>> START DATASET EXCERPTS
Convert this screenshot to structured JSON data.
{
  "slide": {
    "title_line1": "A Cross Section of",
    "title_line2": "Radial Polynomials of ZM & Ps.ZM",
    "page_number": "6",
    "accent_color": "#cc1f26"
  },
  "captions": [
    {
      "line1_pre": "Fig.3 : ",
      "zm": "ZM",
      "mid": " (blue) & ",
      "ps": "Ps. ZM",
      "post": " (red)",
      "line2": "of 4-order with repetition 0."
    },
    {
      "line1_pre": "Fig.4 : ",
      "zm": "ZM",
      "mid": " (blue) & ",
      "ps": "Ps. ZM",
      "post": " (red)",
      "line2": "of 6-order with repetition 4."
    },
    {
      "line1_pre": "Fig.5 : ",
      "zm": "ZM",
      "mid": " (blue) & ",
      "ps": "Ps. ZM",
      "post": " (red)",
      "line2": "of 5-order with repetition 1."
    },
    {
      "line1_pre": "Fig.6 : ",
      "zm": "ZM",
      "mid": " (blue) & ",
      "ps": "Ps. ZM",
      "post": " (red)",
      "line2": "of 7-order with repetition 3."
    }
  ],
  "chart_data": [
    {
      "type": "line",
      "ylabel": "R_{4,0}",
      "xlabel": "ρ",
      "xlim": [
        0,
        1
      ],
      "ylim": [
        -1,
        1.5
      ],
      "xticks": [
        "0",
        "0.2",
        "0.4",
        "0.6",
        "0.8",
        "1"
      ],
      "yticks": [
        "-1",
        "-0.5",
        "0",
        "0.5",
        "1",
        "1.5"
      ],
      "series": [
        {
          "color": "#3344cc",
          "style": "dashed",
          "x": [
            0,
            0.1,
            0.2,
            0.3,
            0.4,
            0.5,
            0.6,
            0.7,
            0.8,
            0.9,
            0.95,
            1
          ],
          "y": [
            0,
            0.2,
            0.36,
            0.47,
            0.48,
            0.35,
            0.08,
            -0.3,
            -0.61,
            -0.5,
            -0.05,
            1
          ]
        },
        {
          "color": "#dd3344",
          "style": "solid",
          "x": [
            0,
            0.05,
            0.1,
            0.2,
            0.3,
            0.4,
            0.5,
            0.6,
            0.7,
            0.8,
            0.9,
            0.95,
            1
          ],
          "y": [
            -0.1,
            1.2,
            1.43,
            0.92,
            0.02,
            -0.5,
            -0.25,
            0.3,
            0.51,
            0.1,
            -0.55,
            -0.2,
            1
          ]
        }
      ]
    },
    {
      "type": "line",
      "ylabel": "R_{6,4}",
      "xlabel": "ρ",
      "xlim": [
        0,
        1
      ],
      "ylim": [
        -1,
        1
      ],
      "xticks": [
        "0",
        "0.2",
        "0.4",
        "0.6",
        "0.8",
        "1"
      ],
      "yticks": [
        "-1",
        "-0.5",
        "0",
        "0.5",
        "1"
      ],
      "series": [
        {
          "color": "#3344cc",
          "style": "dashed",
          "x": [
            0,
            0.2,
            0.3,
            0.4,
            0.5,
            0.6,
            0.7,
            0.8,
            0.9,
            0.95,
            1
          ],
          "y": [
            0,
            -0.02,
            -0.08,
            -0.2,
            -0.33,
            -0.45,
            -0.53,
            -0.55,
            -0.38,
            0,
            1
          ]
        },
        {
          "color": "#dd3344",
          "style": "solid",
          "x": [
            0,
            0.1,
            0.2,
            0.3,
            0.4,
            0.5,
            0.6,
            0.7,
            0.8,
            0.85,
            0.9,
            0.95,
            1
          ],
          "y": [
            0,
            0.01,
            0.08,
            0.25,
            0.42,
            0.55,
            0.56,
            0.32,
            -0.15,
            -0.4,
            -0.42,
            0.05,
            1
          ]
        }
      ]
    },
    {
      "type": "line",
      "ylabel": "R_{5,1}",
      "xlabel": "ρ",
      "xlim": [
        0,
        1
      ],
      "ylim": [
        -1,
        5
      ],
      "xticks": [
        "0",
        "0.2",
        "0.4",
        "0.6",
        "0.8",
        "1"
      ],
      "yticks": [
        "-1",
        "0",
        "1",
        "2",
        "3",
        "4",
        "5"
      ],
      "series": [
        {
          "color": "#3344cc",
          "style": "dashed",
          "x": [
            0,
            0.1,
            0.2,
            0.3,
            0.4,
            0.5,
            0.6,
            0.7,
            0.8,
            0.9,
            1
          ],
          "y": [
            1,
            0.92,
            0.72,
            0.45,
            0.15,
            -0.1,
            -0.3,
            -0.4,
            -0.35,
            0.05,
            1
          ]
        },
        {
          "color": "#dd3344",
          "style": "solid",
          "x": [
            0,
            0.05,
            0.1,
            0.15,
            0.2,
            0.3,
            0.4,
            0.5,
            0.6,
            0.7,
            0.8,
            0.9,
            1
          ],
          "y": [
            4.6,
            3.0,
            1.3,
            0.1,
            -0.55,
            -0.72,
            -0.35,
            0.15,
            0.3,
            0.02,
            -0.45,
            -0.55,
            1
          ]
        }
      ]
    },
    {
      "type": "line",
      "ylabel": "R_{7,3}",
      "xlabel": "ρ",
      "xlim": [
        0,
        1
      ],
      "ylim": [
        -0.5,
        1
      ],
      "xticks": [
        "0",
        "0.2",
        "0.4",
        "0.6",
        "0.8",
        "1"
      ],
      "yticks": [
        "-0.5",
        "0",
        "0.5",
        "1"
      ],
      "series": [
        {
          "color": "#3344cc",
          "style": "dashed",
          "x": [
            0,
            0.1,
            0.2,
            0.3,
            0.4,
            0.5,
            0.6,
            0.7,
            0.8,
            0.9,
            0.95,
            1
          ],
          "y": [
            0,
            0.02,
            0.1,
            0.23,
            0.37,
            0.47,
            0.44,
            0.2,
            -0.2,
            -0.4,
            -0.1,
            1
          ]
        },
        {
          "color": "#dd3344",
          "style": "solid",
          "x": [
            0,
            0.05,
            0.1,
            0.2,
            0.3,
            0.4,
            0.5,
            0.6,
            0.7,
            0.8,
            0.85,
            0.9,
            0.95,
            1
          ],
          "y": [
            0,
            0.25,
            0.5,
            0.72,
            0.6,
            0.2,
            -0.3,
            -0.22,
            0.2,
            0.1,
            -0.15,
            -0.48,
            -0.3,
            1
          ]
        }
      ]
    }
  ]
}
>> END DATASET EXCERPTS
> PROBLEM REQUIREMENTS:
Your task is to return the full listing exactly as it was given.

> FULL OUTPUT:
Convert this screenshot to structured JSON data.
{
  "slide": {
    "title_line1": "A Cross Section of",
    "title_line2": "Radial Polynomials of ZM & Ps.ZM",
    "page_number": "6",
    "accent_color": "#cc1f26"
  },
  "captions": [
    {
      "line1_pre": "Fig.3 : ",
      "zm": "ZM",
      "mid": " (blue) & ",
      "ps": "Ps. ZM",
      "post": " (red)",
      "line2": "of 4-order with repetition 0."
    },
    {
      "line1_pre": "Fig.4 : ",
      "zm": "ZM",
      "mid": " (blue) & ",
      "ps": "Ps. ZM",
      "post": " (red)",
      "line2": "of 6-order with repetition 4."
    },
    {
      "line1_pre": "Fig.5 : ",
      "zm": "ZM",
      "mid": " (blue) & ",
      "ps": "Ps. ZM",
      "post": " (red)",
      "line2": "of 5-order with repetition 1."
    },
    {
      "line1_pre": "Fig.6 : ",
      "zm": "ZM",
      "mid": " (blue) & ",
      "ps": "Ps. ZM",
      "post": " (red)",
      "line2": "of 7-order with repetition 3."
    }
  ],
  "chart_data": [
    {
      "type": "line",
      "ylabel": "R_{4,0}",
      "xlabel": "ρ",
      "xlim": [
        0,
        1
      ],
      "ylim": [
        -1,
        1.5
      ],
      "xticks": [
        "0",
        "0.2",
        "0.4",
        "0.6",
        "0.8",
        "1"
      ],
      "yticks": [
        "-1",
        "-0.5",
        "0",
        "0.5",
        "1",
        "1.5"
      ],
      "series": [
        {
          "color": "#3344cc",
          "style": "dashed",
          "x": [
            0,
            0.1,
            0.2,
            0.3,
            0.4,
            0.5,
            0.6,
            0.7,
            0.8,
            0.9,
            0.95,
            1
          ],
          "y": [
            0,
            0.2,
            0.36,
            0.47,
            0.48,
            0.35,
            0.08,
            -0.3,
            -0.61,
            -0.5,
            -0.05,
            1
          ]
        },
        {
          "color": "#dd3344",
          "style": "solid",
          "x": [
            0,
            0.05,
            0.1,
            0.2,
            0.3,
            0.4,
            0.5,
            0.6,
            0.7,
            0.8,
            0.9,
            0.95,
            1
          ],
          "y": [
            -0.1,
            1.2,
            1.43,
            0.92,
            0.02,
            -0.5,
            -0.25,
            0.3,
            0.51,
            0.1,
            -0.55,
            -0.2,
            1
          ]
        }
      ]
    },
    {
      "type": "line",
      "ylabel": "R_{6,4}",
      "xlabel": "ρ",
      "xlim": [
        0,
        1
      ],
      "ylim": [
        -1,
        1
      ],
      "xticks": [
        "0",
        "0.2",
        "0.4",
        "0.6",
        "0.8",
        "1"
      ],
      "yticks": [
        "-1",
        "-0.5",
        "0",
        "0.5",
        "1"
      ],
      "series": [
        {
          "color": "#3344cc",
          "style": "dashed",
          "x": [
            0,
            0.2,
            0.3,
            0.4,
            0.5,
            0.6,
            0.7,
            0.8,
            0.9,
            0.95,
            1
          ],
          "y": [
            0,
            -0.02,
            -0.08,
            -0.2,
            -0.33,
            -0.45,
            -0.53,
            -0.55,
            -0.38,
            0,
            1
          ]
        },
        {
          "color": "#dd3344",
          "style": "solid",
          "x": [
            0,
            0.1,
            0.2,
            0.3,
            0.4,
            0.5,
            0.6,
            0.7,
            0.8,
            0.85,
            0.9,
            0.95,
            1
          ],
          "y": [
            0,
            0.01,
            0.08,
            0.25,
            0.42,
            0.55,
            0.56,
            0.32,
            -0.15,
            -0.4,
            -0.42,
            0.05,
            1
          ]
        }
      ]
    },
    {
      "type": "line",
      "ylabel": "R_{5,1}",
      "xlabel": "ρ",
      "xlim": [
        0,
        1
      ],
      "ylim": [
        -1,
        5
      ],
      "xticks": [
        "0",
        "0.2",
        "0.4",
        "0.6",
        "0.8",
        "1"
      ],
      "yticks": [
        "-1",
        "0",
        "1",
        "2",
        "3",
        "4",
        "5"
      ],
      "series": [
        {
          "color": "#3344cc",
          "style": "dashed",
          "x": [
            0,
            0.1,
            0.2,
            0.3,
            0.4,
            0.5,
            0.6,
            0.7,
            0.8,
            0.9,
            1
          ],
          "y": [
            1,
            0.92,
            0.72,
            0.45,
            0.15,
            -0.1,
            -0.3,
            -0.4,
            -0.35,
            0.05,
            1
          ]
        },
        {
          "color": "#dd3344",
          "style": "solid",
          "x": [
            0,
            0.05,
            0.1,
            0.15,
            0.2,
            0.3,
            0.4,
            0.5,
            0.6,
            0.7,
            0.8,
            0.9,
            1
          ],
          "y": [
            4.6,
            3.0,
            1.3,
            0.1,
            -0.55,
            -0.72,
            -0.35,
            0.15,
            0.3,
            0.02,
            -0.45,
            -0.55,
            1
          ]
        }
      ]
    },
    {
      "type": "line",
      "ylabel": "R_{7,3}",
      "xlabel": "ρ",
      "xlim": [
        0,
        1
      ],
      "ylim": [
        -0.5,
        1
      ],
      "xticks": [
        "0",
        "0.2",
        "0.4",
        "0.6",
        "0.8",
        "1"
      ],
      "yticks": [
        "-0.5",
        "0",
        "0.5",
        "1"
      ],
      "series": [
        {
          "color": "#3344cc",
          "style": "dashed",
          "x": [
            0,
            0.1,
            0.2,
            0.3,
            0.4,
            0.5,
            0.6,
            0.7,
            0.8,
            0.9,
            0.95,
            1
          ],
          "y": [
            0,
            0.02,
            0.1,
            0.23,
            0.37,
            0.47,
            0.44,
            0.2,
            -0.2,
            -0.4,
            -0.1,
            1
          ]
        },
        {
          "color": "#dd3344",
          "style": "solid",
          "x": [
            0,
            0.05,
            0.1,
            0.2,
            0.3,
            0.4,
            0.5,
            0.6,
            0.7,
            0.8,
            0.85,
            0.9,
            0.95,
            1
          ],
          "y": [
            0,
            0.25,
            0.5,
            0.72,
            0.6,
            0.2,
            -0.3,
            -0.22,
            0.2,
            0.1,
            -0.15,
            -0.48,
            -0.3,
            1
          ]
        }
      ]
    }
  ]
}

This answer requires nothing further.